◆ **Task details**
Copy out every line exactly, passing over the pictures.

↓

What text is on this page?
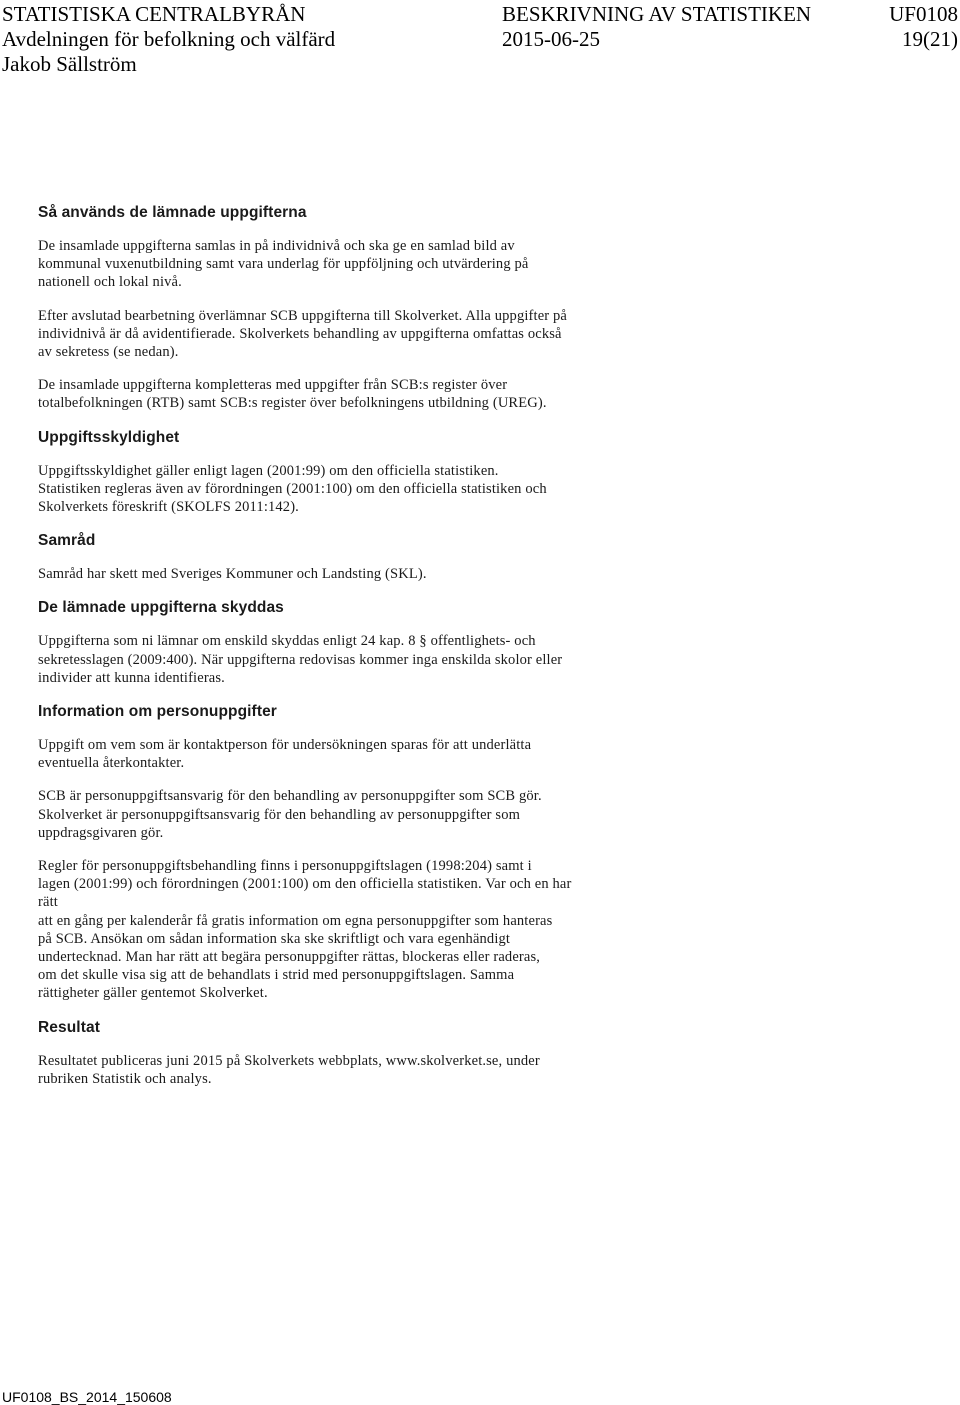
STATISTISKA CENTRALBYRÅN
Avdelningen för befolkning och välfärd
Jakob Sällström
BESKRIVNING AV STATISTIKEN
2015-06-25
UF0108
19(21)
Så används de lämnade uppgifterna
De insamlade uppgifterna samlas in på individnivå och ska ge en samlad bild av
kommunal vuxenutbildning samt vara underlag för uppföljning och utvärdering på
nationell och lokal nivå.
Efter avslutad bearbetning överlämnar SCB uppgifterna till Skolverket. Alla uppgifter på
individnivå är då avidentifierade. Skolverkets behandling av uppgifterna omfattas också
av sekretess (se nedan).
De insamlade uppgifterna kompletteras med uppgifter från SCB:s register över
totalbefolkningen (RTB) samt SCB:s register över befolkningens utbildning (UREG).
Uppgiftsskyldighet
Uppgiftsskyldighet gäller enligt lagen (2001:99) om den officiella statistiken.
Statistiken regleras även av förordningen (2001:100) om den officiella statistiken och
Skolverkets föreskrift (SKOLFS 2011:142).
Samråd
Samråd har skett med Sveriges Kommuner och Landsting (SKL).
De lämnade uppgifterna skyddas
Uppgifterna som ni lämnar om enskild skyddas enligt 24 kap. 8 § offentlighets- och
sekretesslagen (2009:400). När uppgifterna redovisas kommer inga enskilda skolor eller
individer att kunna identifieras.
Information om personuppgifter
Uppgift om vem som är kontaktperson för undersökningen sparas för att underlätta
eventuella återkontakter.
SCB är personuppgiftsansvarig för den behandling av personuppgifter som SCB gör.
Skolverket är personuppgiftsansvarig för den behandling av personuppgifter som
uppdragsgivaren gör.
Regler för personuppgiftsbehandling finns i personuppgiftslagen (1998:204) samt i
lagen (2001:99) och förordningen (2001:100) om den officiella statistiken. Var och en har
rätt
att en gång per kalenderår få gratis information om egna personuppgifter som hanteras
på SCB. Ansökan om sådan information ska ske skriftligt och vara egenhändigt
undertecknad. Man har rätt att begära personuppgifter rättas, blockeras eller raderas,
om det skulle visa sig att de behandlats i strid med personuppgiftslagen. Samma
rättigheter gäller gentemot Skolverket.
Resultat
Resultatet publiceras juni 2015 på Skolverkets webbplats, www.skolverket.se, under
rubriken Statistik och analys.
UF0108_BS_2014_150608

↑

◆ **Completed task**
What text is on this page?
STATISTISKA CENTRALBYRÅN
Avdelningen för befolkning och välfärd
Jakob Sällström
BESKRIVNING AV STATISTIKEN
2015-06-25
UF0108
19(21)
Så används de lämnade uppgifterna
De insamlade uppgifterna samlas in på individnivå och ska ge en samlad bild av
kommunal vuxenutbildning samt vara underlag för uppföljning och utvärdering på
nationell och lokal nivå.
Efter avslutad bearbetning överlämnar SCB uppgifterna till Skolverket. Alla uppgifter på
individnivå är då avidentifierade. Skolverkets behandling av uppgifterna omfattas också
av sekretess (se nedan).
De insamlade uppgifterna kompletteras med uppgifter från SCB:s register över
totalbefolkningen (RTB) samt SCB:s register över befolkningens utbildning (UREG).
Uppgiftsskyldighet
Uppgiftsskyldighet gäller enligt lagen (2001:99) om den officiella statistiken.
Statistiken regleras även av förordningen (2001:100) om den officiella statistiken och
Skolverkets föreskrift (SKOLFS 2011:142).
Samråd
Samråd har skett med Sveriges Kommuner och Landsting (SKL).
De lämnade uppgifterna skyddas
Uppgifterna som ni lämnar om enskild skyddas enligt 24 kap. 8 § offentlighets- och
sekretesslagen (2009:400). När uppgifterna redovisas kommer inga enskilda skolor eller
individer att kunna identifieras.
Information om personuppgifter
Uppgift om vem som är kontaktperson för undersökningen sparas för att underlätta
eventuella återkontakter.
SCB är personuppgiftsansvarig för den behandling av personuppgifter som SCB gör.
Skolverket är personuppgiftsansvarig för den behandling av personuppgifter som
uppdragsgivaren gör.
Regler för personuppgiftsbehandling finns i personuppgiftslagen (1998:204) samt i
lagen (2001:99) och förordningen (2001:100) om den officiella statistiken. Var och en har
rätt
att en gång per kalenderår få gratis information om egna personuppgifter som hanteras
på SCB. Ansökan om sådan information ska ske skriftligt och vara egenhändigt
undertecknad. Man har rätt att begära personuppgifter rättas, blockeras eller raderas,
om det skulle visa sig att de behandlats i strid med personuppgiftslagen. Samma
rättigheter gäller gentemot Skolverket.
Resultat
Resultatet publiceras juni 2015 på Skolverkets webbplats, www.skolverket.se, under
rubriken Statistik och analys.
UF0108_BS_2014_150608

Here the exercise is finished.